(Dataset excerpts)
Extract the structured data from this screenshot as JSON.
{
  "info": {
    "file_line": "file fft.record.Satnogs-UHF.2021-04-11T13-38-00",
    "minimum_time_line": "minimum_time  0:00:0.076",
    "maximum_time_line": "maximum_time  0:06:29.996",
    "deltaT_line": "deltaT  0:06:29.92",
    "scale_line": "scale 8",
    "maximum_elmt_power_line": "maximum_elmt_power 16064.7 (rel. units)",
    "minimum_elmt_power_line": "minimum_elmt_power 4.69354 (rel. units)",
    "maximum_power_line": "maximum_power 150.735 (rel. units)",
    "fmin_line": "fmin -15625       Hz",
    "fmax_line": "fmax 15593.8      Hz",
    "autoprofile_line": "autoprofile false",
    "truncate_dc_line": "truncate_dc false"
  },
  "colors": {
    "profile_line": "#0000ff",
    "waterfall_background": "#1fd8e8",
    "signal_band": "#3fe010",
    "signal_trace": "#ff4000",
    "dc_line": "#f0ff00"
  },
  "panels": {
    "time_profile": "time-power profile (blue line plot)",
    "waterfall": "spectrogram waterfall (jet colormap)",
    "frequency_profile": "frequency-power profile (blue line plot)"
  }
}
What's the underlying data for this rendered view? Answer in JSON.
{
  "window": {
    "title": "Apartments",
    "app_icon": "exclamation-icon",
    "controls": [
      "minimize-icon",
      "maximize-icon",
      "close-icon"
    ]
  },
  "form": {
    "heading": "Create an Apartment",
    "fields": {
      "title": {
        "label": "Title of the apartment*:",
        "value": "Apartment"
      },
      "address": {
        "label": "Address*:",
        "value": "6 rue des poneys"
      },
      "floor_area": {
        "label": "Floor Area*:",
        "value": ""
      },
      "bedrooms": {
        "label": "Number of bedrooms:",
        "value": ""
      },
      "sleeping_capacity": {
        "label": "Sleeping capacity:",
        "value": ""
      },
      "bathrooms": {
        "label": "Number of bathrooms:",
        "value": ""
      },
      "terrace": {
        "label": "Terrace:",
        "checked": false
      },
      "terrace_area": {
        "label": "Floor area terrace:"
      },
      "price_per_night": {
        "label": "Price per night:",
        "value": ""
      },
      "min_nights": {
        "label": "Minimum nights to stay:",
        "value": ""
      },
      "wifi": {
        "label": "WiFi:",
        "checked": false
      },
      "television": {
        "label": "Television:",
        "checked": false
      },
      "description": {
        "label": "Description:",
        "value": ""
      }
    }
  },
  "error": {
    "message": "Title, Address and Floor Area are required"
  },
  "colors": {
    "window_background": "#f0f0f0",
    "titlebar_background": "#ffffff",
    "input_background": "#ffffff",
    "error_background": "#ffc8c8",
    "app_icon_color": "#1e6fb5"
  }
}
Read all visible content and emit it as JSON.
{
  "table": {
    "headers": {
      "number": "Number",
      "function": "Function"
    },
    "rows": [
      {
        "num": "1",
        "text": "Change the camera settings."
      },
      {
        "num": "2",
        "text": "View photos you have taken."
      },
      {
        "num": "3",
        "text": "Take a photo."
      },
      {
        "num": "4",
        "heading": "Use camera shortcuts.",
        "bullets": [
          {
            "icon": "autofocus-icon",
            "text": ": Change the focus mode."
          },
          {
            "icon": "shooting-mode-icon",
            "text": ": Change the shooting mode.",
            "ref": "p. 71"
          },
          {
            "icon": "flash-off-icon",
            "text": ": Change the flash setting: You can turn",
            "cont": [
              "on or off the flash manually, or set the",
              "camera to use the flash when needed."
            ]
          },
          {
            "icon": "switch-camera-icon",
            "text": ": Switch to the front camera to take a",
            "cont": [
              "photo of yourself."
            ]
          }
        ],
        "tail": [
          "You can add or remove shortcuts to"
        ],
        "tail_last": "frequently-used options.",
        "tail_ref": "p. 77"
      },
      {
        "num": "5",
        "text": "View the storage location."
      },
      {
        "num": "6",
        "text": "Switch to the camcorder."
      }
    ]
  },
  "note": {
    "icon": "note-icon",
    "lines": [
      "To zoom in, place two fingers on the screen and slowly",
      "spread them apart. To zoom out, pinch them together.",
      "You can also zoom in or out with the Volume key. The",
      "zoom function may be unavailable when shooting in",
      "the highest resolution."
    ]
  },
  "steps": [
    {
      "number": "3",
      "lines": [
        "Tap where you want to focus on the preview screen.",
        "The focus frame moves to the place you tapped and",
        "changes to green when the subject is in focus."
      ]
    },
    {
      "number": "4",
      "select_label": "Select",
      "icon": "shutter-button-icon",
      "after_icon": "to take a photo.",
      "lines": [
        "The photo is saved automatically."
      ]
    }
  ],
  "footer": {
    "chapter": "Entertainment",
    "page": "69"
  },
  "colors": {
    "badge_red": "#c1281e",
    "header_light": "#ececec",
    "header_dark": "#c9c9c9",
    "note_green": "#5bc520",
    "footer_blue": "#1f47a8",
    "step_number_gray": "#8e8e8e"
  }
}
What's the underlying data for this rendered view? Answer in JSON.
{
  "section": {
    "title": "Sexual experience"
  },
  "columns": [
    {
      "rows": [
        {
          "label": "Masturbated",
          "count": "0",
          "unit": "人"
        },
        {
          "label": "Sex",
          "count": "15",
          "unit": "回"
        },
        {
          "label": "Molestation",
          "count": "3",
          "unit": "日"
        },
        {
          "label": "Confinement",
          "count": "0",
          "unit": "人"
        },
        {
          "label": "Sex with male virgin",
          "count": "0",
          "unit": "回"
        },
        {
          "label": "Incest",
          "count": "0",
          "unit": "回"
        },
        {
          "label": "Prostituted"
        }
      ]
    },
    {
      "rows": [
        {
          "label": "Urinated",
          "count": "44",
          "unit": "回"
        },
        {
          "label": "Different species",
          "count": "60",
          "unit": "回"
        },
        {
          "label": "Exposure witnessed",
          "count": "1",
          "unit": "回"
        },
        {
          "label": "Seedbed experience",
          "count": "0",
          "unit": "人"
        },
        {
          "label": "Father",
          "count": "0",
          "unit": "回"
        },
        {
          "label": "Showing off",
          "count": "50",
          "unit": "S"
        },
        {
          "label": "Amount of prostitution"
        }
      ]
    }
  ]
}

• **What to produce**
Each line must be given again exactly as written above.

• **Response**
Extract the structured data from this screenshot as JSON.
{
  "info": {
    "file_line": "file fft.record.Satnogs-UHF.2021-04-11T13-38-00",
    "minimum_time_line": "minimum_time  0:00:0.076",
    "maximum_time_line": "maximum_time  0:06:29.996",
    "deltaT_line": "deltaT  0:06:29.92",
    "scale_line": "scale 8",
    "maximum_elmt_power_line": "maximum_elmt_power 16064.7 (rel. units)",
    "minimum_elmt_power_line": "minimum_elmt_power 4.69354 (rel. units)",
    "maximum_power_line": "maximum_power 150.735 (rel. units)",
    "fmin_line": "fmin -15625       Hz",
    "fmax_line": "fmax 15593.8      Hz",
    "autoprofile_line": "autoprofile false",
    "truncate_dc_line": "truncate_dc false"
  },
  "colors": {
    "profile_line": "#0000ff",
    "waterfall_background": "#1fd8e8",
    "signal_band": "#3fe010",
    "signal_trace": "#ff4000",
    "dc_line": "#f0ff00"
  },
  "panels": {
    "time_profile": "time-power profile (blue line plot)",
    "waterfall": "spectrogram waterfall (jet colormap)",
    "frequency_profile": "frequency-power profile (blue line plot)"
  }
}
What's the underlying data for this rendered view? Answer in JSON.
{
  "window": {
    "title": "Apartments",
    "app_icon": "exclamation-icon",
    "controls": [
      "minimize-icon",
      "maximize-icon",
      "close-icon"
    ]
  },
  "form": {
    "heading": "Create an Apartment",
    "fields": {
      "title": {
        "label": "Title of the apartment*:",
        "value": "Apartment"
      },
      "address": {
        "label": "Address*:",
        "value": "6 rue des poneys"
      },
      "floor_area": {
        "label": "Floor Area*:",
        "value": ""
      },
      "bedrooms": {
        "label": "Number of bedrooms:",
        "value": ""
      },
      "sleeping_capacity": {
        "label": "Sleeping capacity:",
        "value": ""
      },
      "bathrooms": {
        "label": "Number of bathrooms:",
        "value": ""
      },
      "terrace": {
        "label": "Terrace:",
        "checked": false
      },
      "terrace_area": {
        "label": "Floor area terrace:"
      },
      "price_per_night": {
        "label": "Price per night:",
        "value": ""
      },
      "min_nights": {
        "label": "Minimum nights to stay:",
        "value": ""
      },
      "wifi": {
        "label": "WiFi:",
        "checked": false
      },
      "television": {
        "label": "Television:",
        "checked": false
      },
      "description": {
        "label": "Description:",
        "value": ""
      }
    }
  },
  "error": {
    "message": "Title, Address and Floor Area are required"
  },
  "colors": {
    "window_background": "#f0f0f0",
    "titlebar_background": "#ffffff",
    "input_background": "#ffffff",
    "error_background": "#ffc8c8",
    "app_icon_color": "#1e6fb5"
  }
}
Read all visible content and emit it as JSON.
{
  "table": {
    "headers": {
      "number": "Number",
      "function": "Function"
    },
    "rows": [
      {
        "num": "1",
        "text": "Change the camera settings."
      },
      {
        "num": "2",
        "text": "View photos you have taken."
      },
      {
        "num": "3",
        "text": "Take a photo."
      },
      {
        "num": "4",
        "heading": "Use camera shortcuts.",
        "bullets": [
          {
            "icon": "autofocus-icon",
            "text": ": Change the focus mode."
          },
          {
            "icon": "shooting-mode-icon",
            "text": ": Change the shooting mode.",
            "ref": "p. 71"
          },
          {
            "icon": "flash-off-icon",
            "text": ": Change the flash setting: You can turn",
            "cont": [
              "on or off the flash manually, or set the",
              "camera to use the flash when needed."
            ]
          },
          {
            "icon": "switch-camera-icon",
            "text": ": Switch to the front camera to take a",
            "cont": [
              "photo of yourself."
            ]
          }
        ],
        "tail": [
          "You can add or remove shortcuts to"
        ],
        "tail_last": "frequently-used options.",
        "tail_ref": "p. 77"
      },
      {
        "num": "5",
        "text": "View the storage location."
      },
      {
        "num": "6",
        "text": "Switch to the camcorder."
      }
    ]
  },
  "note": {
    "icon": "note-icon",
    "lines": [
      "To zoom in, place two fingers on the screen and slowly",
      "spread them apart. To zoom out, pinch them together.",
      "You can also zoom in or out with the Volume key. The",
      "zoom function may be unavailable when shooting in",
      "the highest resolution."
    ]
  },
  "steps": [
    {
      "number": "3",
      "lines": [
        "Tap where you want to focus on the preview screen.",
        "The focus frame moves to the place you tapped and",
        "changes to green when the subject is in focus."
      ]
    },
    {
      "number": "4",
      "select_label": "Select",
      "icon": "shutter-button-icon",
      "after_icon": "to take a photo.",
      "lines": [
        "The photo is saved automatically."
      ]
    }
  ],
  "footer": {
    "chapter": "Entertainment",
    "page": "69"
  },
  "colors": {
    "badge_red": "#c1281e",
    "header_light": "#ececec",
    "header_dark": "#c9c9c9",
    "note_green": "#5bc520",
    "footer_blue": "#1f47a8",
    "step_number_gray": "#8e8e8e"
  }
}
What's the underlying data for this rendered view? Answer in JSON.
{
  "section": {
    "title": "Sexual experience"
  },
  "columns": [
    {
      "rows": [
        {
          "label": "Masturbated",
          "count": "0",
          "unit": "人"
        },
        {
          "label": "Sex",
          "count": "15",
          "unit": "回"
        },
        {
          "label": "Molestation",
          "count": "3",
          "unit": "日"
        },
        {
          "label": "Confinement",
          "count": "0",
          "unit": "人"
        },
        {
          "label": "Sex with male virgin",
          "count": "0",
          "unit": "回"
        },
        {
          "label": "Incest",
          "count": "0",
          "unit": "回"
        },
        {
          "label": "Prostituted"
        }
      ]
    },
    {
      "rows": [
        {
          "label": "Urinated",
          "count": "44",
          "unit": "回"
        },
        {
          "label": "Different species",
          "count": "60",
          "unit": "回"
        },
        {
          "label": "Exposure witnessed",
          "count": "1",
          "unit": "回"
        },
        {
          "label": "Seedbed experience",
          "count": "0",
          "unit": "人"
        },
        {
          "label": "Father",
          "count": "0",
          "unit": "回"
        },
        {
          "label": "Showing off",
          "count": "50",
          "unit": "S"
        },
        {
          "label": "Amount of prostitution"
        }
      ]
    }
  ]
}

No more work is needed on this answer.